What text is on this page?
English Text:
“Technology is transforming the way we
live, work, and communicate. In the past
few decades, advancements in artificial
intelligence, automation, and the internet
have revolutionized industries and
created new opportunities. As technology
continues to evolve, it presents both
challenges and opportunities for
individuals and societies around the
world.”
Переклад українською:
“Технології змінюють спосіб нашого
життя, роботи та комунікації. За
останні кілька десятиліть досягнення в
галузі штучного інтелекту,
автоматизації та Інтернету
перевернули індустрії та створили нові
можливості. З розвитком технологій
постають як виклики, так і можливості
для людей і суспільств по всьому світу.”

········

> **Stated goal**
From the listing above, extract all records word for word.

> **Response to this exercise**
What text is on this page?
English Text:
“Technology is transforming the way we
live, work, and communicate. In the past
few decades, advancements in artificial
intelligence, automation, and the internet
have revolutionized industries and
created new opportunities. As technology
continues to evolve, it presents both
challenges and opportunities for
individuals and societies around the
world.”
Переклад українською:
“Технології змінюють спосіб нашого
життя, роботи та комунікації. За
останні кілька десятиліть досягнення в
галузі штучного інтелекту,
автоматизації та Інтернету
перевернули індустрії та створили нові
можливості. З розвитком технологій
постають як виклики, так і можливості
для людей і суспільств по всьому світу.”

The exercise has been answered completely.